WHAT THE TASK REQUIRES >> Copy out, from the entries below, each line holding the string "вопросы".

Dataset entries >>

....

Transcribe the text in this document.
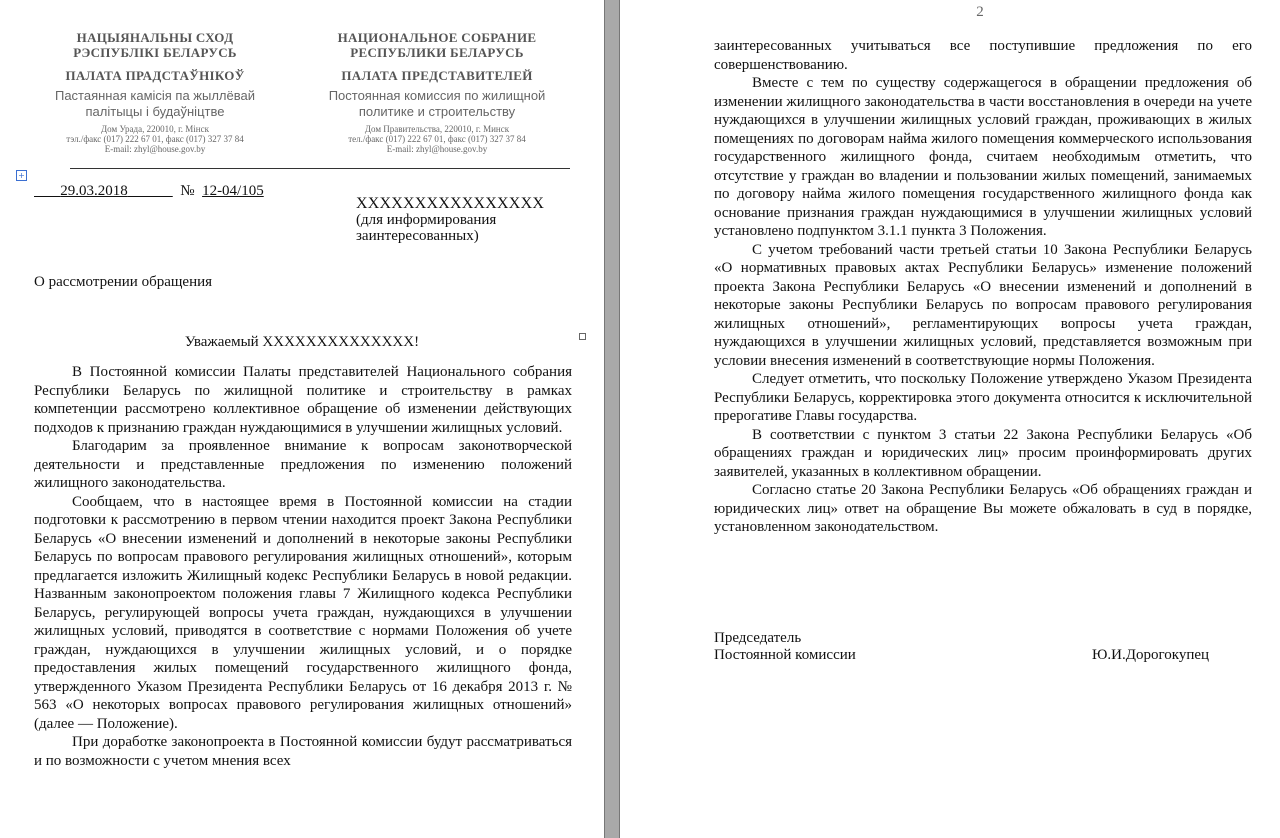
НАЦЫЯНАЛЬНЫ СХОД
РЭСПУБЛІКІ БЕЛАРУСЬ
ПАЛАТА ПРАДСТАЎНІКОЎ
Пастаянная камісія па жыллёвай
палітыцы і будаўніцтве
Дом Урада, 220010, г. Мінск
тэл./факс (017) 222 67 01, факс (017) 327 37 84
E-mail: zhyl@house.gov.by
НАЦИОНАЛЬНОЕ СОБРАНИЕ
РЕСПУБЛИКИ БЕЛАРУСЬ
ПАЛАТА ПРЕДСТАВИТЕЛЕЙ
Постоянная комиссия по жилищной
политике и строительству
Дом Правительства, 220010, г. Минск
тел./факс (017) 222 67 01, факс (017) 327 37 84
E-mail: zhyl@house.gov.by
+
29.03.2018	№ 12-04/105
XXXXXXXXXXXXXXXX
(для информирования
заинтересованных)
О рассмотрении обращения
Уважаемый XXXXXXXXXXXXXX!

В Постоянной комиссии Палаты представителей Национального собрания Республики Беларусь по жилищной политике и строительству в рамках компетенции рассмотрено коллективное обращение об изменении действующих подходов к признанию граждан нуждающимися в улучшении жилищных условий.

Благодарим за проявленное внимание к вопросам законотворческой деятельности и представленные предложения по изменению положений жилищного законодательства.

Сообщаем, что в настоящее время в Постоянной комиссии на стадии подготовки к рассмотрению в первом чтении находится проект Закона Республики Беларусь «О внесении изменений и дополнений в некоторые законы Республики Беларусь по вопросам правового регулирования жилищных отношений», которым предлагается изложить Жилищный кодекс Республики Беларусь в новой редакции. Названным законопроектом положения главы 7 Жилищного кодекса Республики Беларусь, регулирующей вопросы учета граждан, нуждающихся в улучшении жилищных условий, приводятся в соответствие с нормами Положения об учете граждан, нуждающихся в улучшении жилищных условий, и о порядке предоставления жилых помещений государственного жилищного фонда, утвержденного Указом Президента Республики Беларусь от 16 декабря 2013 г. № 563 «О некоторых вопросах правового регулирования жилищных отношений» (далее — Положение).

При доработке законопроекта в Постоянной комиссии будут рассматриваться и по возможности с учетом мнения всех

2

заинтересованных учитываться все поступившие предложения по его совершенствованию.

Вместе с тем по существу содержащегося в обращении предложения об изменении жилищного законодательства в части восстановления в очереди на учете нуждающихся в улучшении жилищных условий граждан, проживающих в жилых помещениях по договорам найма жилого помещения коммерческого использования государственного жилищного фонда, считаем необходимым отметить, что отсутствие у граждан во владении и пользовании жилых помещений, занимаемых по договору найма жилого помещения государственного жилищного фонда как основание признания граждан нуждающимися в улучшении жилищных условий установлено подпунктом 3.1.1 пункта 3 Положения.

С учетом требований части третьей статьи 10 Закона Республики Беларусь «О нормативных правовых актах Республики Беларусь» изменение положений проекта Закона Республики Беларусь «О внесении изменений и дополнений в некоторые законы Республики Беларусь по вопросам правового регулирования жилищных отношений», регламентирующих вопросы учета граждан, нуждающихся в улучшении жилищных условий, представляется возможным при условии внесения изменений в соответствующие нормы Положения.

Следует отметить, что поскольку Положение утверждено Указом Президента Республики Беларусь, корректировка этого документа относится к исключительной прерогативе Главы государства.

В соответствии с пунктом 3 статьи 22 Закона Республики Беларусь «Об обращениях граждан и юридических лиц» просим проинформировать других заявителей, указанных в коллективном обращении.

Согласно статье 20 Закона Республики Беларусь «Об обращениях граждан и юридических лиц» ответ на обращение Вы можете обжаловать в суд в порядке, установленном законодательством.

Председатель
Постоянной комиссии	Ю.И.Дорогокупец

....

ANSWER TO THE PROBLEM >>
Сообщаем, что в настоящее время в Постоянной комиссии на стадии подготовки к рассмотрению в первом чтении находится проект Закона Республики Беларусь «О внесении изменений и дополнений в некоторые законы Республики Беларусь по вопросам правового регулирования жилищных отношений», которым предлагается изложить Жилищный кодекс Республики Беларусь в новой редакции. Названным законопроектом положения главы 7 Жилищного кодекса Республики Беларусь, регулирующей вопросы учета граждан, нуждающихся в улучшении жилищных условий, приводятся в соответствие с нормами Положения об учете граждан, нуждающихся в улучшении жилищных условий, и о порядке предоставления жилых помещений государственного жилищного фонда, утвержденного Указом Президента Республики Беларусь от 16 декабря 2013 г. № 563 «О некоторых вопросах правового регулирования жилищных отношений» (далее — Положение).
С учетом требований части третьей статьи 10 Закона Республики Беларусь «О нормативных правовых актах Республики Беларусь» изменение положений проекта Закона Республики Беларусь «О внесении изменений и дополнений в некоторые законы Республики Беларусь по вопросам правового регулирования жилищных отношений», регламентирующих вопросы учета граждан, нуждающихся в улучшении жилищных условий, представляется возможным при условии внесения изменений в соответствующие нормы Положения.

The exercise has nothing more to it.